What to work on :: Write the data out verbatim.

Document page entries with text:
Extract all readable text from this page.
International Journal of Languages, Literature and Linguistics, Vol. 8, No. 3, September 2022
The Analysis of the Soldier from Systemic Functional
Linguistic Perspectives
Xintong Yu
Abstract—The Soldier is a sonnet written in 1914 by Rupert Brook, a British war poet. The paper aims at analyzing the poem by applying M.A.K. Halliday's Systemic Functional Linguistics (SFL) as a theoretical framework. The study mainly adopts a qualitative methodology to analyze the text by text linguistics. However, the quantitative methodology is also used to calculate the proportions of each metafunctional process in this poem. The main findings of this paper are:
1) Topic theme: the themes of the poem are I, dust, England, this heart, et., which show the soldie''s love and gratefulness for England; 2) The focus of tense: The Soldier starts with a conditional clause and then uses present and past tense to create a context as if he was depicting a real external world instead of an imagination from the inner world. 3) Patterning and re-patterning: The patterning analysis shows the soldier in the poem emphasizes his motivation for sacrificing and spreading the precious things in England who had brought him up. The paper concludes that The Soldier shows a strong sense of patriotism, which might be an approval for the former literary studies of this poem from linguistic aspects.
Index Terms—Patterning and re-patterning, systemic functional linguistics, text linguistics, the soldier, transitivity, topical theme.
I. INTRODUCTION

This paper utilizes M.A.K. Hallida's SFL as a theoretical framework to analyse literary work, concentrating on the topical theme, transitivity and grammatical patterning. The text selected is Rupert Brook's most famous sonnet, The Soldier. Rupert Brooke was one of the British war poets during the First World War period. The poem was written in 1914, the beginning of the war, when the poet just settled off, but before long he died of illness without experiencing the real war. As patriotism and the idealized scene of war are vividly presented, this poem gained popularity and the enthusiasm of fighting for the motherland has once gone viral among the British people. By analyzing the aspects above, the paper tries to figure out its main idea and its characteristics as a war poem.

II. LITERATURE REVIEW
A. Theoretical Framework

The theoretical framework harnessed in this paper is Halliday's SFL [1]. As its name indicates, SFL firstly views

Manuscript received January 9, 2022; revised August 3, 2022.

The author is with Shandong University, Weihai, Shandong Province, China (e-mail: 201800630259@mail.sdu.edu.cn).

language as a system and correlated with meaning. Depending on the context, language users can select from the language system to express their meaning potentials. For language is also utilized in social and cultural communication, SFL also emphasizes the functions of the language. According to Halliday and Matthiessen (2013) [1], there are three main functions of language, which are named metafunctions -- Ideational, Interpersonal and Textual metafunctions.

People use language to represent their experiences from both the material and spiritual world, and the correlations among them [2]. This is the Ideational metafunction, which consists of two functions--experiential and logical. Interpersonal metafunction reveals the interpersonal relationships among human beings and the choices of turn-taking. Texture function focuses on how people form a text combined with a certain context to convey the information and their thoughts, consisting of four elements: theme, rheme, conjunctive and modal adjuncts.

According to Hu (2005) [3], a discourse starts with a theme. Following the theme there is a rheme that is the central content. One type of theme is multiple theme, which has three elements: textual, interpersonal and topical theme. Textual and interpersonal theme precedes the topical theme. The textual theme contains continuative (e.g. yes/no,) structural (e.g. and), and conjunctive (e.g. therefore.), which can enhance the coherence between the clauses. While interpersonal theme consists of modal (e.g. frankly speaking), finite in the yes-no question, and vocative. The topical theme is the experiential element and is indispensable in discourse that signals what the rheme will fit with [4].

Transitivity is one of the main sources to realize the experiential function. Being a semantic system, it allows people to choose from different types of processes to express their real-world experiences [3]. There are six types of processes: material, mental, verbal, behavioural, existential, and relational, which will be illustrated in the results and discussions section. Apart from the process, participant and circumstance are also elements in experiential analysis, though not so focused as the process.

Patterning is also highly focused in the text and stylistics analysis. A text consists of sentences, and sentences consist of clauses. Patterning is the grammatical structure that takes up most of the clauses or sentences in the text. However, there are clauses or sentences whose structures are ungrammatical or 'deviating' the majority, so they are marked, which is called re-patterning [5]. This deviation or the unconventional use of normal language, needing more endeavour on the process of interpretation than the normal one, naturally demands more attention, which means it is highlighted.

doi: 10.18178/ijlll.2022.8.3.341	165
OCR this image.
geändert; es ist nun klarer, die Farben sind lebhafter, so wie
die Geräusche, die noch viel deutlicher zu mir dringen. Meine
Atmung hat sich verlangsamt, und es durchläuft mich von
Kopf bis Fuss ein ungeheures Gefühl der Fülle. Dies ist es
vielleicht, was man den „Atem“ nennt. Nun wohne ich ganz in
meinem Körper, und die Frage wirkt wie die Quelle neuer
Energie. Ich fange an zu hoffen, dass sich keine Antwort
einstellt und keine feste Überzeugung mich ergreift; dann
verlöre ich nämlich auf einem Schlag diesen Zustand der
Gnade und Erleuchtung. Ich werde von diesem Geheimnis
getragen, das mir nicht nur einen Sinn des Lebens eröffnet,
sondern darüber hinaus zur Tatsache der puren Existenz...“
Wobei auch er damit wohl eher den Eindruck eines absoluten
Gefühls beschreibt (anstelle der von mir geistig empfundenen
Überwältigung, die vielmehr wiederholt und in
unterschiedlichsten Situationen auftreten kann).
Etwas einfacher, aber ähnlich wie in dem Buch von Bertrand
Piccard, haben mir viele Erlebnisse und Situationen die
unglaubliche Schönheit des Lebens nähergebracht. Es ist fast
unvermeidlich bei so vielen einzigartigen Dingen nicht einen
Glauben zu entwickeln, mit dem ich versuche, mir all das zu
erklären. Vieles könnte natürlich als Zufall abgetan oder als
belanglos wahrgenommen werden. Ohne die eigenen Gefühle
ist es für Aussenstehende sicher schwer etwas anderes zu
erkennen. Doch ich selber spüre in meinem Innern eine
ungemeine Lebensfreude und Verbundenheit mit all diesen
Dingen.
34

The answer ::
Extract all readable text from this page.
International Journal of Languages, Literature and Linguistics, Vol. 8, No. 3, September 2022
The Analysis of the Soldier from Systemic Functional
Linguistic Perspectives
Xintong Yu
Abstract—The Soldier is a sonnet written in 1914 by Rupert Brook, a British war poet. The paper aims at analyzing the poem by applying M.A.K. Halliday's Systemic Functional Linguistics (SFL) as a theoretical framework. The study mainly adopts a qualitative methodology to analyze the text by text linguistics. However, the quantitative methodology is also used to calculate the proportions of each metafunctional process in this poem. The main findings of this paper are:
1) Topic theme: the themes of the poem are I, dust, England, this heart, et., which show the soldie''s love and gratefulness for England; 2) The focus of tense: The Soldier starts with a conditional clause and then uses present and past tense to create a context as if he was depicting a real external world instead of an imagination from the inner world. 3) Patterning and re-patterning: The patterning analysis shows the soldier in the poem emphasizes his motivation for sacrificing and spreading the precious things in England who had brought him up. The paper concludes that The Soldier shows a strong sense of patriotism, which might be an approval for the former literary studies of this poem from linguistic aspects.
Index Terms—Patterning and re-patterning, systemic functional linguistics, text linguistics, the soldier, transitivity, topical theme.
I. INTRODUCTION

This paper utilizes M.A.K. Hallida's SFL as a theoretical framework to analyse literary work, concentrating on the topical theme, transitivity and grammatical patterning. The text selected is Rupert Brook's most famous sonnet, The Soldier. Rupert Brooke was one of the British war poets during the First World War period. The poem was written in 1914, the beginning of the war, when the poet just settled off, but before long he died of illness without experiencing the real war. As patriotism and the idealized scene of war are vividly presented, this poem gained popularity and the enthusiasm of fighting for the motherland has once gone viral among the British people. By analyzing the aspects above, the paper tries to figure out its main idea and its characteristics as a war poem.

II. LITERATURE REVIEW
A. Theoretical Framework

The theoretical framework harnessed in this paper is Halliday's SFL [1]. As its name indicates, SFL firstly views

Manuscript received January 9, 2022; revised August 3, 2022.

The author is with Shandong University, Weihai, Shandong Province, China (e-mail: 201800630259@mail.sdu.edu.cn).

language as a system and correlated with meaning. Depending on the context, language users can select from the language system to express their meaning potentials. For language is also utilized in social and cultural communication, SFL also emphasizes the functions of the language. According to Halliday and Matthiessen (2013) [1], there are three main functions of language, which are named metafunctions -- Ideational, Interpersonal and Textual metafunctions.

People use language to represent their experiences from both the material and spiritual world, and the correlations among them [2]. This is the Ideational metafunction, which consists of two functions--experiential and logical. Interpersonal metafunction reveals the interpersonal relationships among human beings and the choices of turn-taking. Texture function focuses on how people form a text combined with a certain context to convey the information and their thoughts, consisting of four elements: theme, rheme, conjunctive and modal adjuncts.

According to Hu (2005) [3], a discourse starts with a theme. Following the theme there is a rheme that is the central content. One type of theme is multiple theme, which has three elements: textual, interpersonal and topical theme. Textual and interpersonal theme precedes the topical theme. The textual theme contains continuative (e.g. yes/no,) structural (e.g. and), and conjunctive (e.g. therefore.), which can enhance the coherence between the clauses. While interpersonal theme consists of modal (e.g. frankly speaking), finite in the yes-no question, and vocative. The topical theme is the experiential element and is indispensable in discourse that signals what the rheme will fit with [4].

Transitivity is one of the main sources to realize the experiential function. Being a semantic system, it allows people to choose from different types of processes to express their real-world experiences [3]. There are six types of processes: material, mental, verbal, behavioural, existential, and relational, which will be illustrated in the results and discussions section. Apart from the process, participant and circumstance are also elements in experiential analysis, though not so focused as the process.

Patterning is also highly focused in the text and stylistics analysis. A text consists of sentences, and sentences consist of clauses. Patterning is the grammatical structure that takes up most of the clauses or sentences in the text. However, there are clauses or sentences whose structures are ungrammatical or 'deviating' the majority, so they are marked, which is called re-patterning [5]. This deviation or the unconventional use of normal language, needing more endeavour on the process of interpretation than the normal one, naturally demands more attention, which means it is highlighted.

doi: 10.18178/ijlll.2022.8.3.341	165
OCR this image.
geändert; es ist nun klarer, die Farben sind lebhafter, so wie
die Geräusche, die noch viel deutlicher zu mir dringen. Meine
Atmung hat sich verlangsamt, und es durchläuft mich von
Kopf bis Fuss ein ungeheures Gefühl der Fülle. Dies ist es
vielleicht, was man den „Atem“ nennt. Nun wohne ich ganz in
meinem Körper, und die Frage wirkt wie die Quelle neuer
Energie. Ich fange an zu hoffen, dass sich keine Antwort
einstellt und keine feste Überzeugung mich ergreift; dann
verlöre ich nämlich auf einem Schlag diesen Zustand der
Gnade und Erleuchtung. Ich werde von diesem Geheimnis
getragen, das mir nicht nur einen Sinn des Lebens eröffnet,
sondern darüber hinaus zur Tatsache der puren Existenz...“
Wobei auch er damit wohl eher den Eindruck eines absoluten
Gefühls beschreibt (anstelle der von mir geistig empfundenen
Überwältigung, die vielmehr wiederholt und in
unterschiedlichsten Situationen auftreten kann).
Etwas einfacher, aber ähnlich wie in dem Buch von Bertrand
Piccard, haben mir viele Erlebnisse und Situationen die
unglaubliche Schönheit des Lebens nähergebracht. Es ist fast
unvermeidlich bei so vielen einzigartigen Dingen nicht einen
Glauben zu entwickeln, mit dem ich versuche, mir all das zu
erklären. Vieles könnte natürlich als Zufall abgetan oder als
belanglos wahrgenommen werden. Ohne die eigenen Gefühle
ist es für Aussenstehende sicher schwer etwas anderes zu
erkennen. Doch ich selber spüre in meinem Innern eine
ungemeine Lebensfreude und Verbundenheit mit all diesen
Dingen.
34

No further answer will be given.